• _Dataset records_
==============================
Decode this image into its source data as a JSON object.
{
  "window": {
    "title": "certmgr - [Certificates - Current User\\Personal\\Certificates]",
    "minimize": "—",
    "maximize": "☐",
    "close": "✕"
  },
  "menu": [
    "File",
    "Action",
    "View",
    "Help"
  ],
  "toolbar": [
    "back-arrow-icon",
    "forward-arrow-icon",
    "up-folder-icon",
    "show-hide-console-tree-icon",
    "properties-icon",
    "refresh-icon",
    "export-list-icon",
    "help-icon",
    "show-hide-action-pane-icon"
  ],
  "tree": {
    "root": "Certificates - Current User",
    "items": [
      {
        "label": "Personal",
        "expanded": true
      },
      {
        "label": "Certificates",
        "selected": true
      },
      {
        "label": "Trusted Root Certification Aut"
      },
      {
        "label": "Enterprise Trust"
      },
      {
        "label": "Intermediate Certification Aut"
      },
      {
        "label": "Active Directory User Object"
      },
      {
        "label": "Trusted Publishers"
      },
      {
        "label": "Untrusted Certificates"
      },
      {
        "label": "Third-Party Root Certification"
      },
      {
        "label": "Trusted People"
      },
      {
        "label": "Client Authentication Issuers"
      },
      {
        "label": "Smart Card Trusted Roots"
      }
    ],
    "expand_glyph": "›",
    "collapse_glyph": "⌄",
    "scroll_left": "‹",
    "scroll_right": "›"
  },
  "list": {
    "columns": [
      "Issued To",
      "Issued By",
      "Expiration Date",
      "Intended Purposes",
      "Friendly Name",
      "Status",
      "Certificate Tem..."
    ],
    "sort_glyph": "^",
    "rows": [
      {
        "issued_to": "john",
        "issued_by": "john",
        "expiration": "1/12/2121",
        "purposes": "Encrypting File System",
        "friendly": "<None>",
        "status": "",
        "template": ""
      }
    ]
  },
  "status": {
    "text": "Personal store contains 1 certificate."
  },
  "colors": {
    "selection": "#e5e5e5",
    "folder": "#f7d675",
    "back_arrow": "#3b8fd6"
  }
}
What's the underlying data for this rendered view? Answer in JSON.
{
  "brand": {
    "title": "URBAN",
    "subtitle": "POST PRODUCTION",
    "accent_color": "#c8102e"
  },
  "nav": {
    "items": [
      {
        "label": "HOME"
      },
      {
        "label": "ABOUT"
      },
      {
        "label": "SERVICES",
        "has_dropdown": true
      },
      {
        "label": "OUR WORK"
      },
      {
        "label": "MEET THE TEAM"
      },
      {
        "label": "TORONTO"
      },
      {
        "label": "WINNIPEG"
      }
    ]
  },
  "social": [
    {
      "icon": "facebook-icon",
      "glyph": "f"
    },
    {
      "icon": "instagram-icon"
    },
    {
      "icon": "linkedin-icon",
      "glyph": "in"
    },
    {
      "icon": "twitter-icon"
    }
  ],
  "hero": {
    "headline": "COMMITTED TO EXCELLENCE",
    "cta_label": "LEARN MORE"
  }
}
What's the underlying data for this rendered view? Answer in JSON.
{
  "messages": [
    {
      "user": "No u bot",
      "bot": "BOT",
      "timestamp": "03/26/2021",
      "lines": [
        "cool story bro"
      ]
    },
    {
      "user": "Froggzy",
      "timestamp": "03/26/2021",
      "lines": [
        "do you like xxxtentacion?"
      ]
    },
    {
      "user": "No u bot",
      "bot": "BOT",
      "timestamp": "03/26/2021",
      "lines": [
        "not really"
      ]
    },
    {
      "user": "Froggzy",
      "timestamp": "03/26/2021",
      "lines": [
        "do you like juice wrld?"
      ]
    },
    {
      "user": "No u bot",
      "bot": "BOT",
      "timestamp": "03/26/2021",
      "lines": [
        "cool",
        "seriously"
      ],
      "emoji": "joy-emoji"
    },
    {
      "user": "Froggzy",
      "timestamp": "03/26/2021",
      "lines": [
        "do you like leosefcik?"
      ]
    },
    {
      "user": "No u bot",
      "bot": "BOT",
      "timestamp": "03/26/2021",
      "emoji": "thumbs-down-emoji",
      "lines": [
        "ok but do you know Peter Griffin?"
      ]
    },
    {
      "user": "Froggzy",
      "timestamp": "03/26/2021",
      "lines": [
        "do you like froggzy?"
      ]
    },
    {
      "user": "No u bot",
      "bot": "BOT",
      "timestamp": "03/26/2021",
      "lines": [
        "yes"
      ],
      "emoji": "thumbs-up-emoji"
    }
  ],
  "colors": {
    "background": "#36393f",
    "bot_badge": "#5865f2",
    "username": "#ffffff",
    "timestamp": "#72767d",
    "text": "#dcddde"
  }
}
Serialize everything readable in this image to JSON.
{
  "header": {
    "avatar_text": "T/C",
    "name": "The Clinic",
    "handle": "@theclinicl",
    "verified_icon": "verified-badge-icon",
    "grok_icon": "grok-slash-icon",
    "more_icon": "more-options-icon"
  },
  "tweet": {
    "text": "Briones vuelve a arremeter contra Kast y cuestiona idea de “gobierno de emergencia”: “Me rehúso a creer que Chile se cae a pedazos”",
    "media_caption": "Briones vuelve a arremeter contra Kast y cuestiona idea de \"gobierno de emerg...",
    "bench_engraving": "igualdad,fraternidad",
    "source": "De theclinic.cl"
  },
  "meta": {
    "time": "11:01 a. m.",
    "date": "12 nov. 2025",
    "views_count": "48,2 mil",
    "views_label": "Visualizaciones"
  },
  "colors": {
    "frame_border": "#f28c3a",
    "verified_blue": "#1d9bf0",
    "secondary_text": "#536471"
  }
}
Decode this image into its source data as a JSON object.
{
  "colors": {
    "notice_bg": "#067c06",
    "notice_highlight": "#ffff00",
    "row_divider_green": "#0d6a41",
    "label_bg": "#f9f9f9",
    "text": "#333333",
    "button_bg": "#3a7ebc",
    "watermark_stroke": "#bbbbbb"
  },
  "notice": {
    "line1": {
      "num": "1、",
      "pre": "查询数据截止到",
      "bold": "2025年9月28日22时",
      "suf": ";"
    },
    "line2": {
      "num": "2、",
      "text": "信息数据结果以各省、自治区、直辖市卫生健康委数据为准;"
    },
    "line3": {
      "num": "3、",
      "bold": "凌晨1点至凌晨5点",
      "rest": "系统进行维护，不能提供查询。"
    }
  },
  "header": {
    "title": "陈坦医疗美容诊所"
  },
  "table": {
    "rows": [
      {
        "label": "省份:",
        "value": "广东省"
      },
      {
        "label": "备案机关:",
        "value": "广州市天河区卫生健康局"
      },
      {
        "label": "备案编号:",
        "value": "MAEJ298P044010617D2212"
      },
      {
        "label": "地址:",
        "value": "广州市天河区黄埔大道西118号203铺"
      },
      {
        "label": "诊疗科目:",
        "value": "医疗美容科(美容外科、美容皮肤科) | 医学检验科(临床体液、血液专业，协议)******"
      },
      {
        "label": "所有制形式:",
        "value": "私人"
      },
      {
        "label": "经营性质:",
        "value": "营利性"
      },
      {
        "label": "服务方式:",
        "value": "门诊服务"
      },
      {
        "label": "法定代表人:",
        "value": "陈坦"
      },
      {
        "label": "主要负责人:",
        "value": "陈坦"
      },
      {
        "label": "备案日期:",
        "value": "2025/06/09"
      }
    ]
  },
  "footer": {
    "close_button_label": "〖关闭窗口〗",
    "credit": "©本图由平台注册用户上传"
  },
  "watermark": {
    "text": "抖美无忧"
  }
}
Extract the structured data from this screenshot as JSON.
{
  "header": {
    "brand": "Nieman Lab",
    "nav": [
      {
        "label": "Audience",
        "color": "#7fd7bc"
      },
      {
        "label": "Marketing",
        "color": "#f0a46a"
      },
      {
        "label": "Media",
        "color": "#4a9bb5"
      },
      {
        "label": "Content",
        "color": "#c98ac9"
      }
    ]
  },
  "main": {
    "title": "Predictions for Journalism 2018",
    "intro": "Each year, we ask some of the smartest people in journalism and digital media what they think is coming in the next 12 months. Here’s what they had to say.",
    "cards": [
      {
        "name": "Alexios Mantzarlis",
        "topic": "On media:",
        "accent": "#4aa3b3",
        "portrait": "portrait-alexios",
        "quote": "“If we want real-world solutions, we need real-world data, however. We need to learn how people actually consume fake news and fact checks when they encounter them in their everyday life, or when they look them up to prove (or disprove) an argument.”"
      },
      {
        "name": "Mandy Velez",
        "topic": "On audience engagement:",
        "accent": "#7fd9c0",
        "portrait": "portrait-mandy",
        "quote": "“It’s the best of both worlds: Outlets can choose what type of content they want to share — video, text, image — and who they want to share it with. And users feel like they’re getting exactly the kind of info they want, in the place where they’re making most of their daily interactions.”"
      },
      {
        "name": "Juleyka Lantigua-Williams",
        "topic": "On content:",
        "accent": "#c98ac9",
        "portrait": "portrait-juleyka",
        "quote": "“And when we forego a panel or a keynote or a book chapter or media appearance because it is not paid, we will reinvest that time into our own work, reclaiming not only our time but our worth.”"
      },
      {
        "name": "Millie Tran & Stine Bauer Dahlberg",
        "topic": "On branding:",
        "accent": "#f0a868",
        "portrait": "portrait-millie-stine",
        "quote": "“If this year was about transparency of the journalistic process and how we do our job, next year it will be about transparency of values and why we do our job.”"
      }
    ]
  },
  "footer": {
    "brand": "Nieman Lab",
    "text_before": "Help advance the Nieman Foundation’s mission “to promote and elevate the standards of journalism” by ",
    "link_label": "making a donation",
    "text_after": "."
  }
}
==============================
• _Challenge_
Give only the number of lines in the material above that include the word "gobierno".

• _The output_
2